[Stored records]
(begin)

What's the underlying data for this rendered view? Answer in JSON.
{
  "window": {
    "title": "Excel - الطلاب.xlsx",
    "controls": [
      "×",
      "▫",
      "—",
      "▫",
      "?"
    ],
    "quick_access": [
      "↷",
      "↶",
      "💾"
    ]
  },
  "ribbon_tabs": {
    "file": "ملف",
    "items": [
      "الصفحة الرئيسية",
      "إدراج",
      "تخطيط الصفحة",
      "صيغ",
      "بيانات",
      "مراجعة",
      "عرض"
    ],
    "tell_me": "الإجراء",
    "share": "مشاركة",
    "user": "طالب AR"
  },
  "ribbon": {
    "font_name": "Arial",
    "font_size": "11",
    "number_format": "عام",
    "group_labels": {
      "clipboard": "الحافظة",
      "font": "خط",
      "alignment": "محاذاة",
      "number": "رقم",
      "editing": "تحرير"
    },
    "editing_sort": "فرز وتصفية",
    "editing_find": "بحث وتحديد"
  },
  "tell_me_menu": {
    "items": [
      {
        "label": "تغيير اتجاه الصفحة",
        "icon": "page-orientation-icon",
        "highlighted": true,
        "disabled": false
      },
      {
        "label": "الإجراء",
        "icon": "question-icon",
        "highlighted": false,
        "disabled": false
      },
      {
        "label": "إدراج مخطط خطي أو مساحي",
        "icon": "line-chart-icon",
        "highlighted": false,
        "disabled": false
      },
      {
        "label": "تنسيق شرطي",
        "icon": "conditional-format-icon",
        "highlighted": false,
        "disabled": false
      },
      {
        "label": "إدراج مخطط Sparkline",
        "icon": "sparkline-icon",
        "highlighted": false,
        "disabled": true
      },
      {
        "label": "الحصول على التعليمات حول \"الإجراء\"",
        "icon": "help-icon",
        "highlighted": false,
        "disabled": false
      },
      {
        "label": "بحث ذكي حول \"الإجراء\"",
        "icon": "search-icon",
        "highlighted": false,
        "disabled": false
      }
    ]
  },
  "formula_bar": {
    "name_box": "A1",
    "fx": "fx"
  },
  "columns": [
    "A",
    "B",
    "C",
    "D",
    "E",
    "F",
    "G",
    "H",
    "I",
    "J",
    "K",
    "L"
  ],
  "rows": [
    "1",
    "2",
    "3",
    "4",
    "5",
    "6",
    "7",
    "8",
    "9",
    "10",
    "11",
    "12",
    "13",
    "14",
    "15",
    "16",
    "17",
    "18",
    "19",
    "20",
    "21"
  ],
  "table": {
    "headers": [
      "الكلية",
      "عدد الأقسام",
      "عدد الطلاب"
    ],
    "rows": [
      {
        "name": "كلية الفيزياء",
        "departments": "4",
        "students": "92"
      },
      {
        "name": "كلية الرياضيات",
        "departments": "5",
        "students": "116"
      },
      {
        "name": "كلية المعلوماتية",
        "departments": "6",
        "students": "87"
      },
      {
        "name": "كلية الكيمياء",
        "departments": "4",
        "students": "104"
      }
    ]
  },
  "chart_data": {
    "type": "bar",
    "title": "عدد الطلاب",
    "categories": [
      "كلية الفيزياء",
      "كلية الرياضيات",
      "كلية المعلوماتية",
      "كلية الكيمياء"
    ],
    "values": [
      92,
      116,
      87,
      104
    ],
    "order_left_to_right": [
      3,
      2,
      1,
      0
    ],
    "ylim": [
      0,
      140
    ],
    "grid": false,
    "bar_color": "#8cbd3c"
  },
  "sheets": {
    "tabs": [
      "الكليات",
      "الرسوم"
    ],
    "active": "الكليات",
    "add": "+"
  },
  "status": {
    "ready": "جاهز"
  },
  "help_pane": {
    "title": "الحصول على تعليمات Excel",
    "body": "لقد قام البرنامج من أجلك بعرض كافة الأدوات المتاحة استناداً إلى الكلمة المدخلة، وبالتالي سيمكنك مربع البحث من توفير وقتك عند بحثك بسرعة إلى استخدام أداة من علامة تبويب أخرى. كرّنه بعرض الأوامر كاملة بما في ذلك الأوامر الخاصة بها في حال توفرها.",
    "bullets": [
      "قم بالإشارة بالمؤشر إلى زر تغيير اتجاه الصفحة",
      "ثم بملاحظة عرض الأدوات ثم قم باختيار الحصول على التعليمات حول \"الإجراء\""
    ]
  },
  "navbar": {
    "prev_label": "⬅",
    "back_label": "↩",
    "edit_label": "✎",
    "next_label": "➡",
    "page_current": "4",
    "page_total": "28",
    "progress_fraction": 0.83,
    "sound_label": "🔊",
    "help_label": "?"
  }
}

(end)

WHAT IS REQUIRED:
Repeat all the entries word for word.

FULL RESPONSE:
What's the underlying data for this rendered view? Answer in JSON.
{
  "window": {
    "title": "Excel - الطلاب.xlsx",
    "controls": [
      "×",
      "▫",
      "—",
      "▫",
      "?"
    ],
    "quick_access": [
      "↷",
      "↶",
      "💾"
    ]
  },
  "ribbon_tabs": {
    "file": "ملف",
    "items": [
      "الصفحة الرئيسية",
      "إدراج",
      "تخطيط الصفحة",
      "صيغ",
      "بيانات",
      "مراجعة",
      "عرض"
    ],
    "tell_me": "الإجراء",
    "share": "مشاركة",
    "user": "طالب AR"
  },
  "ribbon": {
    "font_name": "Arial",
    "font_size": "11",
    "number_format": "عام",
    "group_labels": {
      "clipboard": "الحافظة",
      "font": "خط",
      "alignment": "محاذاة",
      "number": "رقم",
      "editing": "تحرير"
    },
    "editing_sort": "فرز وتصفية",
    "editing_find": "بحث وتحديد"
  },
  "tell_me_menu": {
    "items": [
      {
        "label": "تغيير اتجاه الصفحة",
        "icon": "page-orientation-icon",
        "highlighted": true,
        "disabled": false
      },
      {
        "label": "الإجراء",
        "icon": "question-icon",
        "highlighted": false,
        "disabled": false
      },
      {
        "label": "إدراج مخطط خطي أو مساحي",
        "icon": "line-chart-icon",
        "highlighted": false,
        "disabled": false
      },
      {
        "label": "تنسيق شرطي",
        "icon": "conditional-format-icon",
        "highlighted": false,
        "disabled": false
      },
      {
        "label": "إدراج مخطط Sparkline",
        "icon": "sparkline-icon",
        "highlighted": false,
        "disabled": true
      },
      {
        "label": "الحصول على التعليمات حول \"الإجراء\"",
        "icon": "help-icon",
        "highlighted": false,
        "disabled": false
      },
      {
        "label": "بحث ذكي حول \"الإجراء\"",
        "icon": "search-icon",
        "highlighted": false,
        "disabled": false
      }
    ]
  },
  "formula_bar": {
    "name_box": "A1",
    "fx": "fx"
  },
  "columns": [
    "A",
    "B",
    "C",
    "D",
    "E",
    "F",
    "G",
    "H",
    "I",
    "J",
    "K",
    "L"
  ],
  "rows": [
    "1",
    "2",
    "3",
    "4",
    "5",
    "6",
    "7",
    "8",
    "9",
    "10",
    "11",
    "12",
    "13",
    "14",
    "15",
    "16",
    "17",
    "18",
    "19",
    "20",
    "21"
  ],
  "table": {
    "headers": [
      "الكلية",
      "عدد الأقسام",
      "عدد الطلاب"
    ],
    "rows": [
      {
        "name": "كلية الفيزياء",
        "departments": "4",
        "students": "92"
      },
      {
        "name": "كلية الرياضيات",
        "departments": "5",
        "students": "116"
      },
      {
        "name": "كلية المعلوماتية",
        "departments": "6",
        "students": "87"
      },
      {
        "name": "كلية الكيمياء",
        "departments": "4",
        "students": "104"
      }
    ]
  },
  "chart_data": {
    "type": "bar",
    "title": "عدد الطلاب",
    "categories": [
      "كلية الفيزياء",
      "كلية الرياضيات",
      "كلية المعلوماتية",
      "كلية الكيمياء"
    ],
    "values": [
      92,
      116,
      87,
      104
    ],
    "order_left_to_right": [
      3,
      2,
      1,
      0
    ],
    "ylim": [
      0,
      140
    ],
    "grid": false,
    "bar_color": "#8cbd3c"
  },
  "sheets": {
    "tabs": [
      "الكليات",
      "الرسوم"
    ],
    "active": "الكليات",
    "add": "+"
  },
  "status": {
    "ready": "جاهز"
  },
  "help_pane": {
    "title": "الحصول على تعليمات Excel",
    "body": "لقد قام البرنامج من أجلك بعرض كافة الأدوات المتاحة استناداً إلى الكلمة المدخلة، وبالتالي سيمكنك مربع البحث من توفير وقتك عند بحثك بسرعة إلى استخدام أداة من علامة تبويب أخرى. كرّنه بعرض الأوامر كاملة بما في ذلك الأوامر الخاصة بها في حال توفرها.",
    "bullets": [
      "قم بالإشارة بالمؤشر إلى زر تغيير اتجاه الصفحة",
      "ثم بملاحظة عرض الأدوات ثم قم باختيار الحصول على التعليمات حول \"الإجراء\""
    ]
  },
  "navbar": {
    "prev_label": "⬅",
    "back_label": "↩",
    "edit_label": "✎",
    "next_label": "➡",
    "page_current": "4",
    "page_total": "28",
    "progress_fraction": 0.83,
    "sound_label": "🔊",
    "help_label": "?"
  }
}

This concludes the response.